* START Extracted records *
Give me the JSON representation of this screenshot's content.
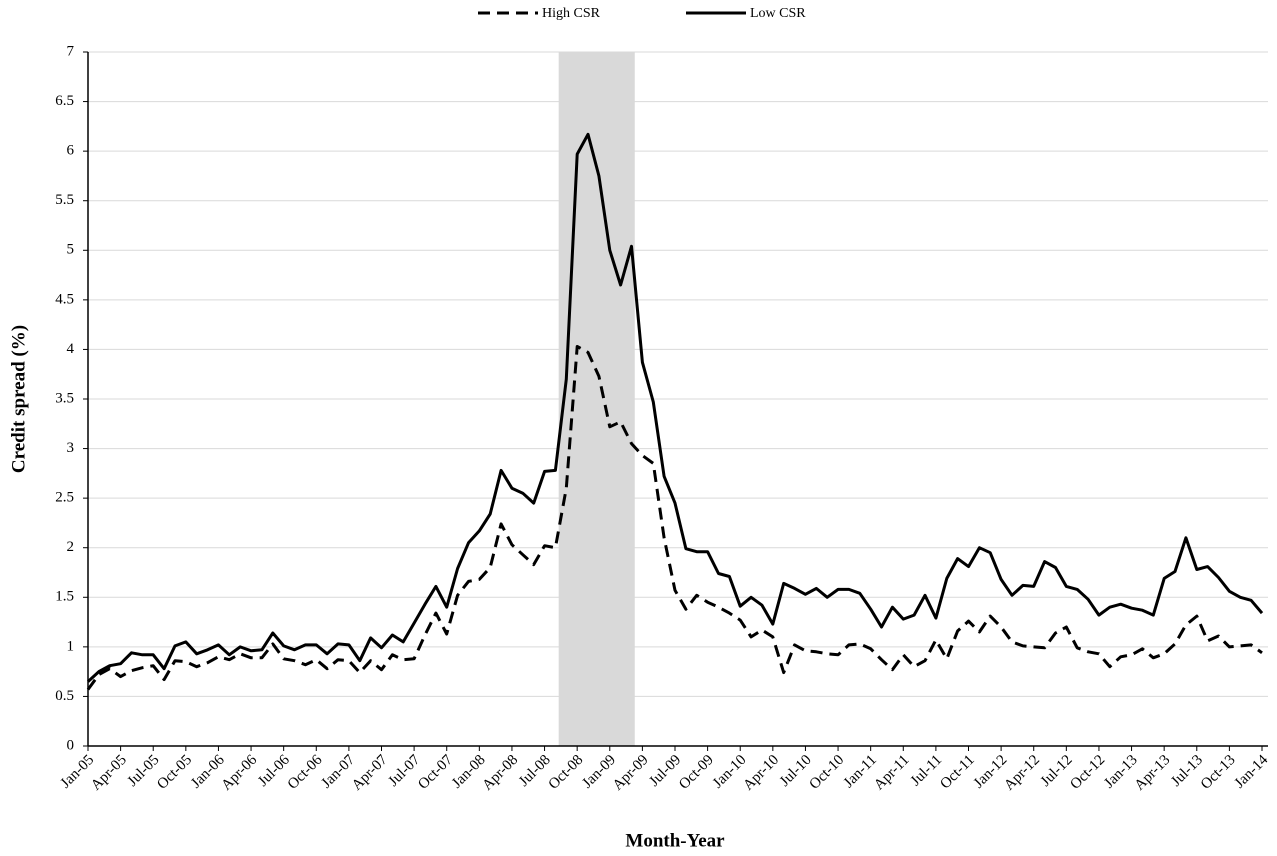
{
  "chart_data": {
    "type": "line",
    "y_label": "Credit spread (%)",
    "x_label": "Month-Year",
    "categories": [
      "Jan-05",
      null,
      null,
      "Apr-05",
      null,
      null,
      "Jul-05",
      null,
      null,
      "Oct-05",
      null,
      null,
      "Jan-06",
      null,
      null,
      "Apr-06",
      null,
      null,
      "Jul-06",
      null,
      null,
      "Oct-06",
      null,
      null,
      "Jan-07",
      null,
      null,
      "Apr-07",
      null,
      null,
      "Jul-07",
      null,
      null,
      "Oct-07",
      null,
      null,
      "Jan-08",
      null,
      null,
      "Apr-08",
      null,
      null,
      "Jul-08",
      null,
      null,
      "Oct-08",
      null,
      null,
      "Jan-09",
      null,
      null,
      "Apr-09",
      null,
      null,
      "Jul-09",
      null,
      null,
      "Oct-09",
      null,
      null,
      "Jan-10",
      null,
      null,
      "Apr-10",
      null,
      null,
      "Jul-10",
      null,
      null,
      "Oct-10",
      null,
      null,
      "Jan-11",
      null,
      null,
      "Apr-11",
      null,
      null,
      "Jul-11",
      null,
      null,
      "Oct-11",
      null,
      null,
      "Jan-12",
      null,
      null,
      "Apr-12",
      null,
      null,
      "Jul-12",
      null,
      null,
      "Oct-12",
      null,
      null,
      "Jan-13",
      null,
      null,
      "Apr-13",
      null,
      null,
      "Jul-13",
      null,
      null,
      "Oct-13",
      null,
      null,
      "Jan-14"
    ],
    "series": [
      {
        "name": "High CSR",
        "color": "#000000",
        "dash": "dashed",
        "values": [
          0.57,
          0.72,
          0.78,
          0.7,
          0.76,
          0.79,
          0.81,
          0.67,
          0.86,
          0.85,
          0.8,
          0.84,
          0.9,
          0.87,
          0.93,
          0.89,
          0.89,
          1.03,
          0.88,
          0.86,
          0.82,
          0.87,
          0.78,
          0.87,
          0.86,
          0.74,
          0.86,
          0.77,
          0.92,
          0.87,
          0.88,
          1.12,
          1.34,
          1.13,
          1.52,
          1.66,
          1.68,
          1.8,
          2.24,
          2.03,
          1.93,
          1.83,
          2.02,
          2.0,
          2.6,
          4.03,
          3.97,
          3.73,
          3.22,
          3.27,
          3.05,
          2.93,
          2.85,
          2.1,
          1.57,
          1.38,
          1.52,
          1.45,
          1.4,
          1.34,
          1.27,
          1.1,
          1.17,
          1.1,
          0.74,
          1.02,
          0.96,
          0.95,
          0.93,
          0.92,
          1.02,
          1.03,
          0.98,
          0.87,
          0.77,
          0.92,
          0.8,
          0.86,
          1.07,
          0.88,
          1.16,
          1.26,
          1.15,
          1.31,
          1.2,
          1.05,
          1.01,
          1.0,
          0.99,
          1.14,
          1.2,
          0.99,
          0.95,
          0.93,
          0.8,
          0.9,
          0.92,
          0.98,
          0.89,
          0.93,
          1.03,
          1.22,
          1.31,
          1.06,
          1.11,
          1.0,
          1.01,
          1.02,
          0.94
        ]
      },
      {
        "name": "Low CSR",
        "color": "#000000",
        "dash": "solid",
        "values": [
          0.65,
          0.75,
          0.81,
          0.83,
          0.94,
          0.92,
          0.92,
          0.78,
          1.01,
          1.05,
          0.93,
          0.97,
          1.02,
          0.92,
          1.0,
          0.96,
          0.97,
          1.14,
          1.01,
          0.97,
          1.02,
          1.02,
          0.93,
          1.03,
          1.02,
          0.86,
          1.09,
          0.99,
          1.12,
          1.05,
          1.24,
          1.43,
          1.61,
          1.4,
          1.79,
          2.05,
          2.17,
          2.34,
          2.78,
          2.6,
          2.55,
          2.45,
          2.77,
          2.78,
          3.7,
          5.97,
          6.17,
          5.75,
          5.0,
          4.65,
          5.04,
          3.87,
          3.47,
          2.72,
          2.45,
          1.99,
          1.96,
          1.96,
          1.74,
          1.71,
          1.41,
          1.5,
          1.42,
          1.23,
          1.64,
          1.59,
          1.53,
          1.59,
          1.5,
          1.58,
          1.58,
          1.54,
          1.38,
          1.2,
          1.4,
          1.28,
          1.32,
          1.52,
          1.29,
          1.69,
          1.89,
          1.81,
          2.0,
          1.95,
          1.68,
          1.52,
          1.62,
          1.61,
          1.86,
          1.8,
          1.61,
          1.58,
          1.48,
          1.32,
          1.4,
          1.43,
          1.39,
          1.37,
          1.32,
          1.69,
          1.76,
          2.1,
          1.78,
          1.81,
          1.7,
          1.56,
          1.5,
          1.47,
          1.34
        ]
      }
    ],
    "shaded_range": [
      43.3,
      50.3
    ],
    "shade_color": "#d9d9d9",
    "ylim": [
      0,
      7
    ],
    "yticks": [
      0,
      0.5,
      1,
      1.5,
      2,
      2.5,
      3,
      3.5,
      4,
      4.5,
      5,
      5.5,
      6,
      6.5,
      7
    ],
    "grid": true,
    "legend": "top"
  }
}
* END Extracted records *
▸ What is being asked: Repeat each line of the records above exactly, but do not copy the pictures.

▸ Written answer:
Give me the JSON representation of this screenshot's content.
{
  "chart_data": {
    "type": "line",
    "y_label": "Credit spread (%)",
    "x_label": "Month-Year",
    "categories": [
      "Jan-05",
      null,
      null,
      "Apr-05",
      null,
      null,
      "Jul-05",
      null,
      null,
      "Oct-05",
      null,
      null,
      "Jan-06",
      null,
      null,
      "Apr-06",
      null,
      null,
      "Jul-06",
      null,
      null,
      "Oct-06",
      null,
      null,
      "Jan-07",
      null,
      null,
      "Apr-07",
      null,
      null,
      "Jul-07",
      null,
      null,
      "Oct-07",
      null,
      null,
      "Jan-08",
      null,
      null,
      "Apr-08",
      null,
      null,
      "Jul-08",
      null,
      null,
      "Oct-08",
      null,
      null,
      "Jan-09",
      null,
      null,
      "Apr-09",
      null,
      null,
      "Jul-09",
      null,
      null,
      "Oct-09",
      null,
      null,
      "Jan-10",
      null,
      null,
      "Apr-10",
      null,
      null,
      "Jul-10",
      null,
      null,
      "Oct-10",
      null,
      null,
      "Jan-11",
      null,
      null,
      "Apr-11",
      null,
      null,
      "Jul-11",
      null,
      null,
      "Oct-11",
      null,
      null,
      "Jan-12",
      null,
      null,
      "Apr-12",
      null,
      null,
      "Jul-12",
      null,
      null,
      "Oct-12",
      null,
      null,
      "Jan-13",
      null,
      null,
      "Apr-13",
      null,
      null,
      "Jul-13",
      null,
      null,
      "Oct-13",
      null,
      null,
      "Jan-14"
    ],
    "series": [
      {
        "name": "High CSR",
        "color": "#000000",
        "dash": "dashed",
        "values": [
          0.57,
          0.72,
          0.78,
          0.7,
          0.76,
          0.79,
          0.81,
          0.67,
          0.86,
          0.85,
          0.8,
          0.84,
          0.9,
          0.87,
          0.93,
          0.89,
          0.89,
          1.03,
          0.88,
          0.86,
          0.82,
          0.87,
          0.78,
          0.87,
          0.86,
          0.74,
          0.86,
          0.77,
          0.92,
          0.87,
          0.88,
          1.12,
          1.34,
          1.13,
          1.52,
          1.66,
          1.68,
          1.8,
          2.24,
          2.03,
          1.93,
          1.83,
          2.02,
          2.0,
          2.6,
          4.03,
          3.97,
          3.73,
          3.22,
          3.27,
          3.05,
          2.93,
          2.85,
          2.1,
          1.57,
          1.38,
          1.52,
          1.45,
          1.4,
          1.34,
          1.27,
          1.1,
          1.17,
          1.1,
          0.74,
          1.02,
          0.96,
          0.95,
          0.93,
          0.92,
          1.02,
          1.03,
          0.98,
          0.87,
          0.77,
          0.92,
          0.8,
          0.86,
          1.07,
          0.88,
          1.16,
          1.26,
          1.15,
          1.31,
          1.2,
          1.05,
          1.01,
          1.0,
          0.99,
          1.14,
          1.2,
          0.99,
          0.95,
          0.93,
          0.8,
          0.9,
          0.92,
          0.98,
          0.89,
          0.93,
          1.03,
          1.22,
          1.31,
          1.06,
          1.11,
          1.0,
          1.01,
          1.02,
          0.94
        ]
      },
      {
        "name": "Low CSR",
        "color": "#000000",
        "dash": "solid",
        "values": [
          0.65,
          0.75,
          0.81,
          0.83,
          0.94,
          0.92,
          0.92,
          0.78,
          1.01,
          1.05,
          0.93,
          0.97,
          1.02,
          0.92,
          1.0,
          0.96,
          0.97,
          1.14,
          1.01,
          0.97,
          1.02,
          1.02,
          0.93,
          1.03,
          1.02,
          0.86,
          1.09,
          0.99,
          1.12,
          1.05,
          1.24,
          1.43,
          1.61,
          1.4,
          1.79,
          2.05,
          2.17,
          2.34,
          2.78,
          2.6,
          2.55,
          2.45,
          2.77,
          2.78,
          3.7,
          5.97,
          6.17,
          5.75,
          5.0,
          4.65,
          5.04,
          3.87,
          3.47,
          2.72,
          2.45,
          1.99,
          1.96,
          1.96,
          1.74,
          1.71,
          1.41,
          1.5,
          1.42,
          1.23,
          1.64,
          1.59,
          1.53,
          1.59,
          1.5,
          1.58,
          1.58,
          1.54,
          1.38,
          1.2,
          1.4,
          1.28,
          1.32,
          1.52,
          1.29,
          1.69,
          1.89,
          1.81,
          2.0,
          1.95,
          1.68,
          1.52,
          1.62,
          1.61,
          1.86,
          1.8,
          1.61,
          1.58,
          1.48,
          1.32,
          1.4,
          1.43,
          1.39,
          1.37,
          1.32,
          1.69,
          1.76,
          2.1,
          1.78,
          1.81,
          1.7,
          1.56,
          1.5,
          1.47,
          1.34
        ]
      }
    ],
    "shaded_range": [
      43.3,
      50.3
    ],
    "shade_color": "#d9d9d9",
    "ylim": [
      0,
      7
    ],
    "yticks": [
      0,
      0.5,
      1,
      1.5,
      2,
      2.5,
      3,
      3.5,
      4,
      4.5,
      5,
      5.5,
      6,
      6.5,
      7
    ],
    "grid": true,
    "legend": "top"
  }
}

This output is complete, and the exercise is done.